> Data lines:
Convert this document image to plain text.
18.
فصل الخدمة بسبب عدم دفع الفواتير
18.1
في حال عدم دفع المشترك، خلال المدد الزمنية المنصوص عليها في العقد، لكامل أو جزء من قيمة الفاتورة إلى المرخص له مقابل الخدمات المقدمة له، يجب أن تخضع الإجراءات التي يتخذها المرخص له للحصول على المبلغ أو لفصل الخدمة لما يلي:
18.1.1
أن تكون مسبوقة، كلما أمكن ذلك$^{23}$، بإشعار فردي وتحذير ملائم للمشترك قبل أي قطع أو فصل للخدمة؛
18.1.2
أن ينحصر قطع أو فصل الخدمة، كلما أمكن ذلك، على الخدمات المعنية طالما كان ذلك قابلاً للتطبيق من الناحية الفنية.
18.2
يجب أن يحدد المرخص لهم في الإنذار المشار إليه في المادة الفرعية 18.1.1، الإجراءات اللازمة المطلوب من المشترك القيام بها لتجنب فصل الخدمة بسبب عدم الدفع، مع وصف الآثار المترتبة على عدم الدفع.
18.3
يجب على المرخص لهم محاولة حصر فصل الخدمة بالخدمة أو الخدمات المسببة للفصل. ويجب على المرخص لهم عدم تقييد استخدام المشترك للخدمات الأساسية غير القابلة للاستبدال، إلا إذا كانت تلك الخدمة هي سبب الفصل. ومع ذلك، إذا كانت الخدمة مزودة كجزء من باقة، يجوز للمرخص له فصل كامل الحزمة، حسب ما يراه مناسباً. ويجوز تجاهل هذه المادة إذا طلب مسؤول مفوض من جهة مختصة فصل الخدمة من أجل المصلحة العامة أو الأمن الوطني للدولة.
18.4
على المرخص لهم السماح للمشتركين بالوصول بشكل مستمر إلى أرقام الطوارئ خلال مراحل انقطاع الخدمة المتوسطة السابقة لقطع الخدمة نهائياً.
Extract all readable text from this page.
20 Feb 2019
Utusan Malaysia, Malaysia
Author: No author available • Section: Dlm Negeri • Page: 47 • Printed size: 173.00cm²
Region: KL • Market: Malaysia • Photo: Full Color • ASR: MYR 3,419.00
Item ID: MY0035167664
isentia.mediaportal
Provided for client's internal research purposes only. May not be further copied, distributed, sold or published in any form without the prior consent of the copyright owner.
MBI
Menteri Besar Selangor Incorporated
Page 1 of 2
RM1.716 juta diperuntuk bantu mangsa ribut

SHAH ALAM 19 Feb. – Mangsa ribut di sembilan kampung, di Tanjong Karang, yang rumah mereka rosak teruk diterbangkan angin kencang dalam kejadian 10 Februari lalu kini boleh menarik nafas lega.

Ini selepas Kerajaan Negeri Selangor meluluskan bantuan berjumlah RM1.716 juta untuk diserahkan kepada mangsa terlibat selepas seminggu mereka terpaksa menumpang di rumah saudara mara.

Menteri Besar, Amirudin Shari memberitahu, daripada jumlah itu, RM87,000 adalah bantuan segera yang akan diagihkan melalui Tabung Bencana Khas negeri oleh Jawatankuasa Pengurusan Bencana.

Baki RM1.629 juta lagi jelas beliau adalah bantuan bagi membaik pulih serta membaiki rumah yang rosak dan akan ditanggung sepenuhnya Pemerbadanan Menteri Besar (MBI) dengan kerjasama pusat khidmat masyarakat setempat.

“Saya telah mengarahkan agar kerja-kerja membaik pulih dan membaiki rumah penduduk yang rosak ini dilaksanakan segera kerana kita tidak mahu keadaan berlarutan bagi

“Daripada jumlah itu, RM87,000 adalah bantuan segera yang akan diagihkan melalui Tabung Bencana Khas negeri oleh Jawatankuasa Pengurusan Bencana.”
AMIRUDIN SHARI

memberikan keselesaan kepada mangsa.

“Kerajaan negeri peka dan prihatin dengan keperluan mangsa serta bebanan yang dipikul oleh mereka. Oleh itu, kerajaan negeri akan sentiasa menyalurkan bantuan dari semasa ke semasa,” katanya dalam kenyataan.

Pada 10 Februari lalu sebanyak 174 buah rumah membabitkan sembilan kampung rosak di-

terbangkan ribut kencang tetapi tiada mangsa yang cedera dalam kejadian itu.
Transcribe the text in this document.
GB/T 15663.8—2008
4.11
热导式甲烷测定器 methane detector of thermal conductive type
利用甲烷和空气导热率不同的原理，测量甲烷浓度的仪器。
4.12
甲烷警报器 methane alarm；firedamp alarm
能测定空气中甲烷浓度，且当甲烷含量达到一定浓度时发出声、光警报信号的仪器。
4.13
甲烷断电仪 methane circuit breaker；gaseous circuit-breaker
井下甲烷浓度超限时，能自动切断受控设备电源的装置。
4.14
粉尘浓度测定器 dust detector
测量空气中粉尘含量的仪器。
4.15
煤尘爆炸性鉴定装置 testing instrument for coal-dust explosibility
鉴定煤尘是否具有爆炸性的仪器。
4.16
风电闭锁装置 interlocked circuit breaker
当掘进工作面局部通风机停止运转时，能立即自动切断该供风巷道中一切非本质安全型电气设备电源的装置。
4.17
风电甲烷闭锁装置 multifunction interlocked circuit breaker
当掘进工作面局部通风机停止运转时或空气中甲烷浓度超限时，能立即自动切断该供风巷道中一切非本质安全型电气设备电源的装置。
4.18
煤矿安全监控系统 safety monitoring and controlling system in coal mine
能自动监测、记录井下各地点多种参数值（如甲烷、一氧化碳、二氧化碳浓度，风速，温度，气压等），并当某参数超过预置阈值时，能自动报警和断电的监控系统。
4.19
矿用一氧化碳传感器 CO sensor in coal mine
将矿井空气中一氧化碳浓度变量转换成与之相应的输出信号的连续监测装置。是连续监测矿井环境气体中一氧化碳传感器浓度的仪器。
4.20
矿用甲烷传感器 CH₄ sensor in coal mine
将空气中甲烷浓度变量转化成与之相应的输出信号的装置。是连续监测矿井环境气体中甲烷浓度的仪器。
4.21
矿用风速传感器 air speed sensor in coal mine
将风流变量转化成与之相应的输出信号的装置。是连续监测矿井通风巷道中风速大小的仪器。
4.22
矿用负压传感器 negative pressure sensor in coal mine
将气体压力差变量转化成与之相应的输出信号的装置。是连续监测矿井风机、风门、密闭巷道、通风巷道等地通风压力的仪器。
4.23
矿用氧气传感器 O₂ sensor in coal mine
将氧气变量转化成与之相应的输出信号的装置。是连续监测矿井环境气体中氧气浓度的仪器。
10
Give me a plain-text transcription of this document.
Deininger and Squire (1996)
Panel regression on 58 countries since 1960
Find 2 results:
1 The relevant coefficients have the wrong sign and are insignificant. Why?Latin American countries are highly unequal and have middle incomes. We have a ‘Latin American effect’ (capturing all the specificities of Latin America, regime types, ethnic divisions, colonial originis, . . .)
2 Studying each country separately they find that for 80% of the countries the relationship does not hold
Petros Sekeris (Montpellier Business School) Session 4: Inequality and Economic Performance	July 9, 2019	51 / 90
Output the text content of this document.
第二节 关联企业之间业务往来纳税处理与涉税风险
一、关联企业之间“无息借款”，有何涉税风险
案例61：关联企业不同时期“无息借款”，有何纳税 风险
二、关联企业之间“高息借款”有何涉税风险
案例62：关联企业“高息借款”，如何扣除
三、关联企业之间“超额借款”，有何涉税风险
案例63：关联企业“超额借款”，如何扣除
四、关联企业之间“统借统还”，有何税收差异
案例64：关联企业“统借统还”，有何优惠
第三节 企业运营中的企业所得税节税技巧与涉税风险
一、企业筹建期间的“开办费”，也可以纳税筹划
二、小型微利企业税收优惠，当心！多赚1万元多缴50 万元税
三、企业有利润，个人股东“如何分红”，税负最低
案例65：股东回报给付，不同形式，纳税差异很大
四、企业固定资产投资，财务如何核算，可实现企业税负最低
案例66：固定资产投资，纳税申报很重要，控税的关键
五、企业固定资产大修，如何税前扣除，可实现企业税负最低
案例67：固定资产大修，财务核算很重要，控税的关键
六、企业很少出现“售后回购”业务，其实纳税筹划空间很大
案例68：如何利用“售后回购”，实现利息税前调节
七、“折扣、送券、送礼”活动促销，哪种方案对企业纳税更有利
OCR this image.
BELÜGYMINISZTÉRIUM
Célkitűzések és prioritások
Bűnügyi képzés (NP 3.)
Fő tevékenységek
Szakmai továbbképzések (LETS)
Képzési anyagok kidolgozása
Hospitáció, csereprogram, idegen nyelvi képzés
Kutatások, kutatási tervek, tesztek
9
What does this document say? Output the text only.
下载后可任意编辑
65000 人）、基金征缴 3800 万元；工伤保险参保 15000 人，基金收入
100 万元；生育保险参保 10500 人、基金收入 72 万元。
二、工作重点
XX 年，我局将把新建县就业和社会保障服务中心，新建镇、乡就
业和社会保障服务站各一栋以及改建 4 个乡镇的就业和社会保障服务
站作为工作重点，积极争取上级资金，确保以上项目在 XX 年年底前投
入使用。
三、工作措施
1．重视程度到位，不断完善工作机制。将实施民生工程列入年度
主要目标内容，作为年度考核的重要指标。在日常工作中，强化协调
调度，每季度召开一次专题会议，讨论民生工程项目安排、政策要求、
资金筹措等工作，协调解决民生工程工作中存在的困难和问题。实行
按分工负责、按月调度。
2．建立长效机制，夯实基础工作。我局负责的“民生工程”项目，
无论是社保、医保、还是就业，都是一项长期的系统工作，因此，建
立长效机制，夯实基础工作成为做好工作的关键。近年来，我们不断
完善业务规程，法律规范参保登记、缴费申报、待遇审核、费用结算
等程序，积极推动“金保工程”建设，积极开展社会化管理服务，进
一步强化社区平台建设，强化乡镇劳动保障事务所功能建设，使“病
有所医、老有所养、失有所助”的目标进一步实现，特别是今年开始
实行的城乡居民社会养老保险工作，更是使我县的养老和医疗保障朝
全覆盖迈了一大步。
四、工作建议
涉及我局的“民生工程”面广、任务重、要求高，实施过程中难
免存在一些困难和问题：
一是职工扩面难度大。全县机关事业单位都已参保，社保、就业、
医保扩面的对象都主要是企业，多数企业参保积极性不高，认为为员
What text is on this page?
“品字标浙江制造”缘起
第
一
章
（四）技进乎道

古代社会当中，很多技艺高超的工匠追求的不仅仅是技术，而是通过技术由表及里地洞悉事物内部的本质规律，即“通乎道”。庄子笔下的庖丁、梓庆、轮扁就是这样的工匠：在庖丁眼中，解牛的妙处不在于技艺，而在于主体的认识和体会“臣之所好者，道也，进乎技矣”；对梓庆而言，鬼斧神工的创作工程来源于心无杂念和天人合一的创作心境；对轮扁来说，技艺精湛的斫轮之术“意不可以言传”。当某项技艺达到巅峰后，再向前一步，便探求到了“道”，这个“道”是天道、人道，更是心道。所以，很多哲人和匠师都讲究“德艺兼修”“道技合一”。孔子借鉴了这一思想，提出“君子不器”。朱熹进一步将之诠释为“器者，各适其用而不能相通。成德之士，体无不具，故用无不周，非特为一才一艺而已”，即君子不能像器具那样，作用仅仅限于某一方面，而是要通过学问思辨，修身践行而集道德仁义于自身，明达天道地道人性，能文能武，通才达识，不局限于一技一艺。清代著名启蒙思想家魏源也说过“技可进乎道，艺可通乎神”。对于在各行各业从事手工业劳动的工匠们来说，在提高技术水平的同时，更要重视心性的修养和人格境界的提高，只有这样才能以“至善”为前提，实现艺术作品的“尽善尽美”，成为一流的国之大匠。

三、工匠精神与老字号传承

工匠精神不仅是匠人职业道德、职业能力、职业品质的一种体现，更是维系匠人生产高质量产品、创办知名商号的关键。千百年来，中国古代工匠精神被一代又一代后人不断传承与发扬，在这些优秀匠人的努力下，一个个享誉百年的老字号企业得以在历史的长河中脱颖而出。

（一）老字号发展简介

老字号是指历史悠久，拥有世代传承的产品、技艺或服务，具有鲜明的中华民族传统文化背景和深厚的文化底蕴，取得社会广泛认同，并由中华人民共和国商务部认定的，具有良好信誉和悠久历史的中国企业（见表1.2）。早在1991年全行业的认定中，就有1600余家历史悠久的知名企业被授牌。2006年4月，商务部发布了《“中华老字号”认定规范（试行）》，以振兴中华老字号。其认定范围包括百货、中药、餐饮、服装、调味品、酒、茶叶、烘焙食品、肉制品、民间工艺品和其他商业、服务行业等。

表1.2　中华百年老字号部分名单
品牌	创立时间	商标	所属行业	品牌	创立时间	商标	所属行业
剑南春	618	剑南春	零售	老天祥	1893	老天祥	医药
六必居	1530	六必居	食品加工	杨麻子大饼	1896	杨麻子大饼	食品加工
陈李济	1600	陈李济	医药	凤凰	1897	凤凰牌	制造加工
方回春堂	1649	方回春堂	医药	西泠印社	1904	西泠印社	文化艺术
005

> Task: Work out how many lines of the material above contain the word "可实现企业税负最低", then give only that figure.

> Problem solution: 2